**Dataset rows about figures:**
★ ★ ★ ★ ★
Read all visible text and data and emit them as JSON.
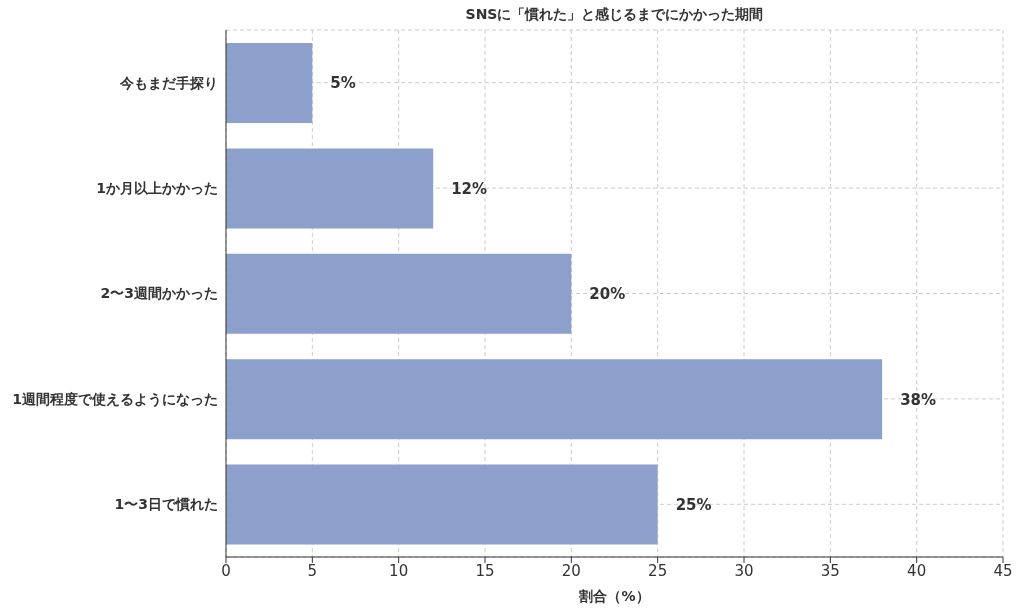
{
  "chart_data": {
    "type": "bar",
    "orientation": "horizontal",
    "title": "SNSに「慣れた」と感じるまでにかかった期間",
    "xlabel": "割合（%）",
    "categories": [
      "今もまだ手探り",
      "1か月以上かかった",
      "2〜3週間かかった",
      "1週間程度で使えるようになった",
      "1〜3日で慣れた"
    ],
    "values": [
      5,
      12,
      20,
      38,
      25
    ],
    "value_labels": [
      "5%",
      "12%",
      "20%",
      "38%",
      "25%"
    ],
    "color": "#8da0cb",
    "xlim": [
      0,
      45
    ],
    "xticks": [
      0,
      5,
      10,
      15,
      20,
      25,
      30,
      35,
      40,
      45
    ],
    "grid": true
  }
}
★ ★ ★ ★ ★
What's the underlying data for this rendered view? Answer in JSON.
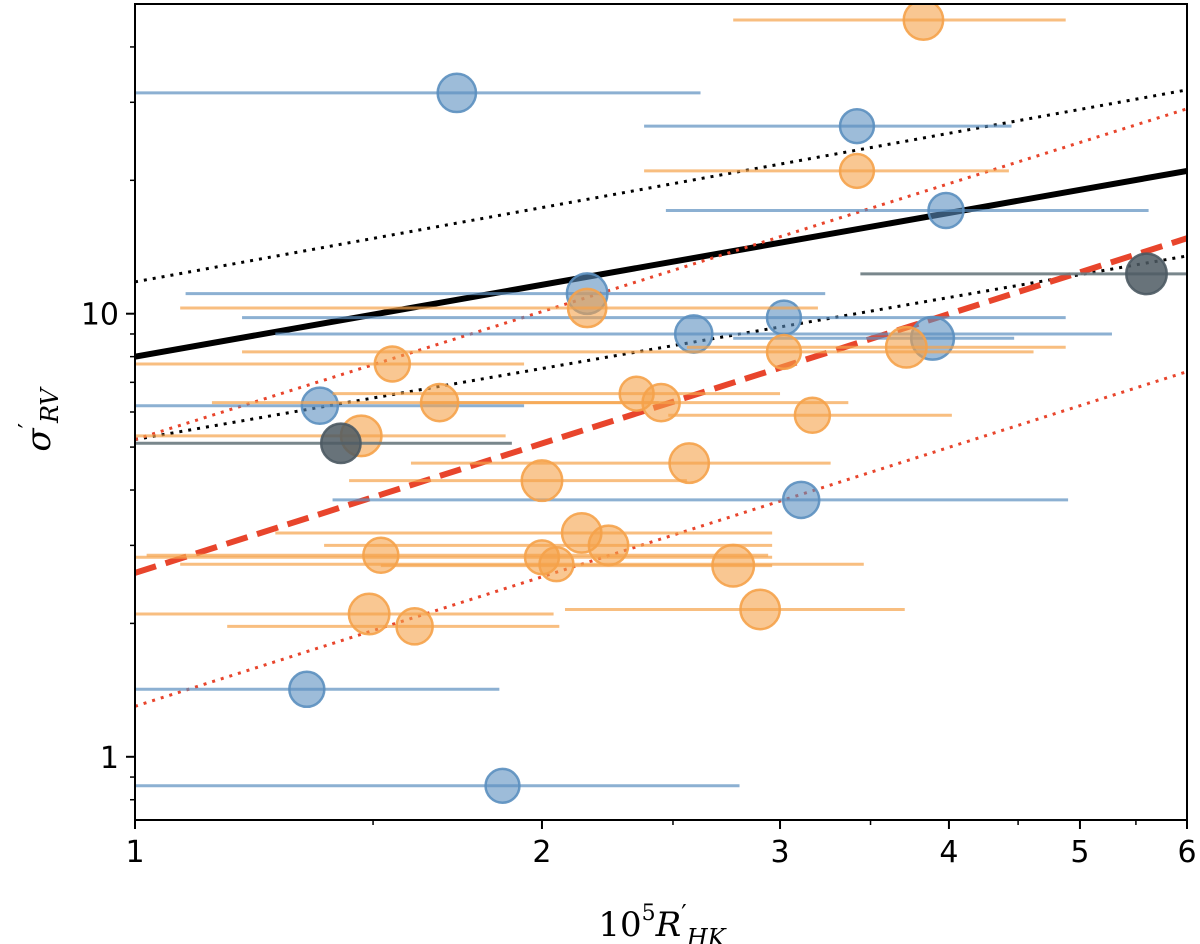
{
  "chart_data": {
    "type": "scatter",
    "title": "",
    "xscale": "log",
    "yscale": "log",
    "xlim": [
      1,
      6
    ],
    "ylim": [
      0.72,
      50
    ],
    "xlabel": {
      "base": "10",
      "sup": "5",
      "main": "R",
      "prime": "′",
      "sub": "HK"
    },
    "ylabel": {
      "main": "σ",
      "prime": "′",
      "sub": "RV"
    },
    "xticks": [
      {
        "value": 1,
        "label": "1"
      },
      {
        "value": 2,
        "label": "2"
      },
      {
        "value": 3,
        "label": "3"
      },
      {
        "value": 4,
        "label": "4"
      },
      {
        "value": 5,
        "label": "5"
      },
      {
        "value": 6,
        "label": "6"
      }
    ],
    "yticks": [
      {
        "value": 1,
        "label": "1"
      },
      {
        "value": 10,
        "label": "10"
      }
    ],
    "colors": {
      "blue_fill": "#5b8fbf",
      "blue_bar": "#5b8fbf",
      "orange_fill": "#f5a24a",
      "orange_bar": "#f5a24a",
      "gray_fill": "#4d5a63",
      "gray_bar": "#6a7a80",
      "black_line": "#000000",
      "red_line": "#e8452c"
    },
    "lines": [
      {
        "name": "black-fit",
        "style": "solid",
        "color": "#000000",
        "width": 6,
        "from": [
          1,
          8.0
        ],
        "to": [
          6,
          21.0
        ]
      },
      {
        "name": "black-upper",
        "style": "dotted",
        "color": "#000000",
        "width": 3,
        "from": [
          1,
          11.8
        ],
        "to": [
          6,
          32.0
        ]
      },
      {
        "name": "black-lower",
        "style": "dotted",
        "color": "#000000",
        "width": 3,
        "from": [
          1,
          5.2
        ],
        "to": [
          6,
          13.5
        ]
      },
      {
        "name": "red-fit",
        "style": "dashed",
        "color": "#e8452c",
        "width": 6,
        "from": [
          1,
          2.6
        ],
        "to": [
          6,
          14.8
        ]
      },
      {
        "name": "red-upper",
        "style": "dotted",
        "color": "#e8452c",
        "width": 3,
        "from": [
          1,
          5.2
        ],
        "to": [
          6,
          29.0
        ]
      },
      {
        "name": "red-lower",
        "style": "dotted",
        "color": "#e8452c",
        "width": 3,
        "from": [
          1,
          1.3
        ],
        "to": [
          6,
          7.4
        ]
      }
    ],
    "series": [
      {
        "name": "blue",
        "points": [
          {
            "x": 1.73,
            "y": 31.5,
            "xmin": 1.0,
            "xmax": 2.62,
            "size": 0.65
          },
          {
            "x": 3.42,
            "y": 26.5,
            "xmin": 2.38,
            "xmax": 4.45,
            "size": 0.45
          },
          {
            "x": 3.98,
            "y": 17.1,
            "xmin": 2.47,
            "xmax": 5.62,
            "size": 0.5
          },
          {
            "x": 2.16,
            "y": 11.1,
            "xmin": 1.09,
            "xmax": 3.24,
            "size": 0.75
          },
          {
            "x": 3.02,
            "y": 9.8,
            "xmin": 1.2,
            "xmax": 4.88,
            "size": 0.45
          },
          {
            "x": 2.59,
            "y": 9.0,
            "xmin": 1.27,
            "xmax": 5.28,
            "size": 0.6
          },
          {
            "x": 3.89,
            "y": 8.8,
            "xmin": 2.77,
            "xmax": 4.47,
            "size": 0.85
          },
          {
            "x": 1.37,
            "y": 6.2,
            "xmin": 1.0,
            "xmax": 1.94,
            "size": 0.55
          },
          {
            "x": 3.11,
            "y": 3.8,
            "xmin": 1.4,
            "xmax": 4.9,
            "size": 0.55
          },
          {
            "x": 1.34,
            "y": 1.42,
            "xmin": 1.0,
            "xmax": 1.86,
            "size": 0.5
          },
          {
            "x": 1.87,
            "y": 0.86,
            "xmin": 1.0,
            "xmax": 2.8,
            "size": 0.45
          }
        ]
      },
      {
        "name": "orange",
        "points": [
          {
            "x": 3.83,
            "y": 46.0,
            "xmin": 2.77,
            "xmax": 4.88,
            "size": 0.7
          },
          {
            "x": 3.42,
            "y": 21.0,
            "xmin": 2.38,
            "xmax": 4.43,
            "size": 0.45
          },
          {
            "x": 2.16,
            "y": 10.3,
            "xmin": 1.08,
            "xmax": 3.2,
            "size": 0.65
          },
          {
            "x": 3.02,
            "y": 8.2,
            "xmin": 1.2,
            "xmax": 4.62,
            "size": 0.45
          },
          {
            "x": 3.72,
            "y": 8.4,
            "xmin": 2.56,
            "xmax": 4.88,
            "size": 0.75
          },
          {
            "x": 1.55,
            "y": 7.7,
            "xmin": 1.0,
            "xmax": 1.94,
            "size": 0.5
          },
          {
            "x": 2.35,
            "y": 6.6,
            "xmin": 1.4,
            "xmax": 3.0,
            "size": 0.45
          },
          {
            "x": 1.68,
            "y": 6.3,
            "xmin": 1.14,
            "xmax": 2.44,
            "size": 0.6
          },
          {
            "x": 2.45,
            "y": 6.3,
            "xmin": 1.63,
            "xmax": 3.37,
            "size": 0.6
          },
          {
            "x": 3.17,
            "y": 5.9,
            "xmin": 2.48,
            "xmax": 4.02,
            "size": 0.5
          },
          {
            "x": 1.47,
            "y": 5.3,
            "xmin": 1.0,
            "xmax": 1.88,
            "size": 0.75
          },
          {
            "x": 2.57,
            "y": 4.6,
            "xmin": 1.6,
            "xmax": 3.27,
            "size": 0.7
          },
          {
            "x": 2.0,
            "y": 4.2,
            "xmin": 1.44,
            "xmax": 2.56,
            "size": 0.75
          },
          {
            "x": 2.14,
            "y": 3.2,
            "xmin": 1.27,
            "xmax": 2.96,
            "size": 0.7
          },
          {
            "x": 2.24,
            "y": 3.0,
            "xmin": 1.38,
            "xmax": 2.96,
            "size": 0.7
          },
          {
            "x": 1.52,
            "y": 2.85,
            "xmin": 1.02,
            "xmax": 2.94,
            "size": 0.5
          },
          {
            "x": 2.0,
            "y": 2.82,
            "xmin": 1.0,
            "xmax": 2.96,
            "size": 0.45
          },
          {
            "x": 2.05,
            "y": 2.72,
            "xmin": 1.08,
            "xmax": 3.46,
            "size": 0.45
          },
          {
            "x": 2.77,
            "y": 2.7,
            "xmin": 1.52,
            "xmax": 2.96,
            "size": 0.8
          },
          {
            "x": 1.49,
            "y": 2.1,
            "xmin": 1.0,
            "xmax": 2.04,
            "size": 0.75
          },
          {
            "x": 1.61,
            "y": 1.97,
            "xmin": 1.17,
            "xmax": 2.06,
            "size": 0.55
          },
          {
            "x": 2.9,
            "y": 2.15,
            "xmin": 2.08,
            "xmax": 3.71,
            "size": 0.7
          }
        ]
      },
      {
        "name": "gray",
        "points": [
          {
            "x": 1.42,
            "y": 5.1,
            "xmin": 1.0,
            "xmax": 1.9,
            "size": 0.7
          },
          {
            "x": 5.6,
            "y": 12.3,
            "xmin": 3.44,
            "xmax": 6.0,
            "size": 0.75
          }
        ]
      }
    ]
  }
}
★ ★ ★ ★ ★
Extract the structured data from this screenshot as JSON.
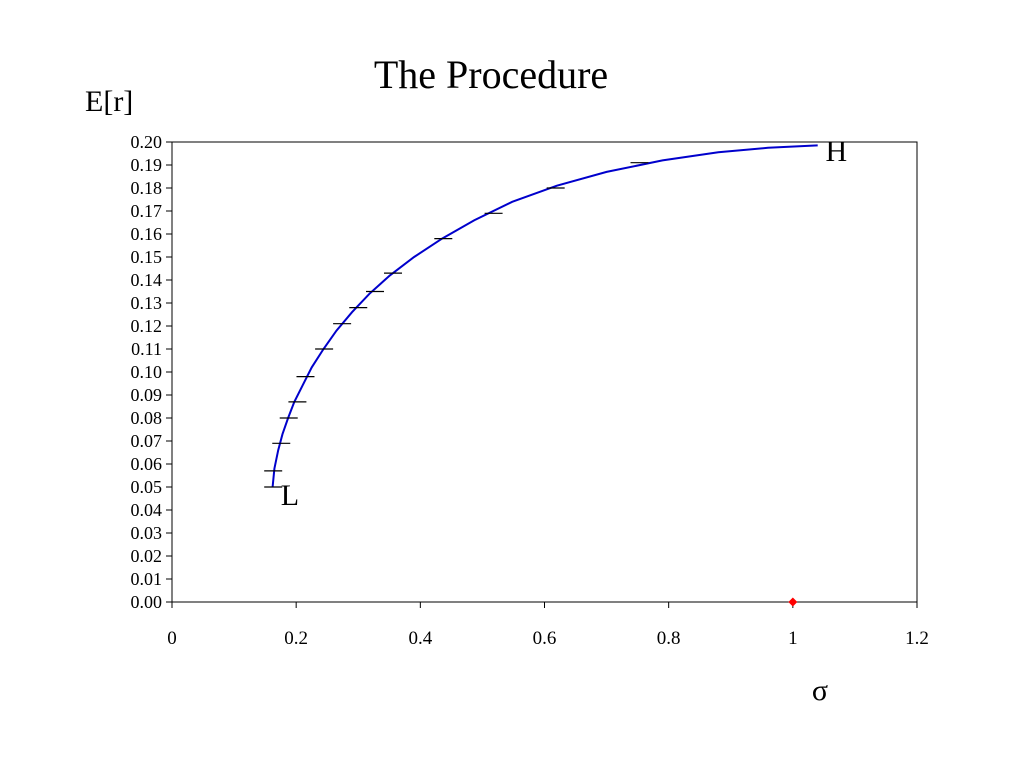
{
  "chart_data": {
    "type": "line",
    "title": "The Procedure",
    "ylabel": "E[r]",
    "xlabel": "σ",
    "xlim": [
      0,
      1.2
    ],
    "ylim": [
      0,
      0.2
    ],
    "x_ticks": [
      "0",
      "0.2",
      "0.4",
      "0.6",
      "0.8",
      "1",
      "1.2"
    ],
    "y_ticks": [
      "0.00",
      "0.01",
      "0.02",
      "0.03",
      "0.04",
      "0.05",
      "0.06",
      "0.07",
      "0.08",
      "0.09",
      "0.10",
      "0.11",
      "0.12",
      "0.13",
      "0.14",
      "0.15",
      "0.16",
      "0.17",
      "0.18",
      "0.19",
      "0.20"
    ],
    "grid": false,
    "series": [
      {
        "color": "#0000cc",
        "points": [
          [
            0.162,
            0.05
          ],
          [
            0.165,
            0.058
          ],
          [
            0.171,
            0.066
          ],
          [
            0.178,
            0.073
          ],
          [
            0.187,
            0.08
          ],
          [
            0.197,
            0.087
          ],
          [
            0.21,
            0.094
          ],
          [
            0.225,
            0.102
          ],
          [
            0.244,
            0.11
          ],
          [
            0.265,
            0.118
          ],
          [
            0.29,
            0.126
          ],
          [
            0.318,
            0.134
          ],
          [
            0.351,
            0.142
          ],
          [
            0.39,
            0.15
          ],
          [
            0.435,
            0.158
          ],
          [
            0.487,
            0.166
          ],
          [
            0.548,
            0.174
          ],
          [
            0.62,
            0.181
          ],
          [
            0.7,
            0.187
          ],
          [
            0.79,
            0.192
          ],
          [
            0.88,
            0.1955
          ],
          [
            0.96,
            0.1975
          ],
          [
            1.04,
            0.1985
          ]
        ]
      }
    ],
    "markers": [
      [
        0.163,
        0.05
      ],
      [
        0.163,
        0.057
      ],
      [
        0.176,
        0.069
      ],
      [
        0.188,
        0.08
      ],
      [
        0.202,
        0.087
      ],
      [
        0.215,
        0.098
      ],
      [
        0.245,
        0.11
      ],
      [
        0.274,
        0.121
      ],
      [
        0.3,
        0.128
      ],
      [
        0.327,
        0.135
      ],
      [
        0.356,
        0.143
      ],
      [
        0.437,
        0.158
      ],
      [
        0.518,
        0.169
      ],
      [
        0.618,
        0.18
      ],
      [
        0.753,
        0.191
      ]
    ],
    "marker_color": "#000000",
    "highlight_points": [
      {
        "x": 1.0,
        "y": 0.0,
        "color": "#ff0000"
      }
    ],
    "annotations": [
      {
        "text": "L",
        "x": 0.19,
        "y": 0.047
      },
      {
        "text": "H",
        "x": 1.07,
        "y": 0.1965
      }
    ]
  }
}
★ ★ ★ ★ ★
**PROBLEM TO SOLVE:**
Copy out every line in the listing where the word "JSON" appears.

**TASK OUTPUT:**
Read all visible text and data and emit them as JSON.
What's the underlying data for this rendered view? Answer in JSON.
Extract the structured data from this screenshot as JSON.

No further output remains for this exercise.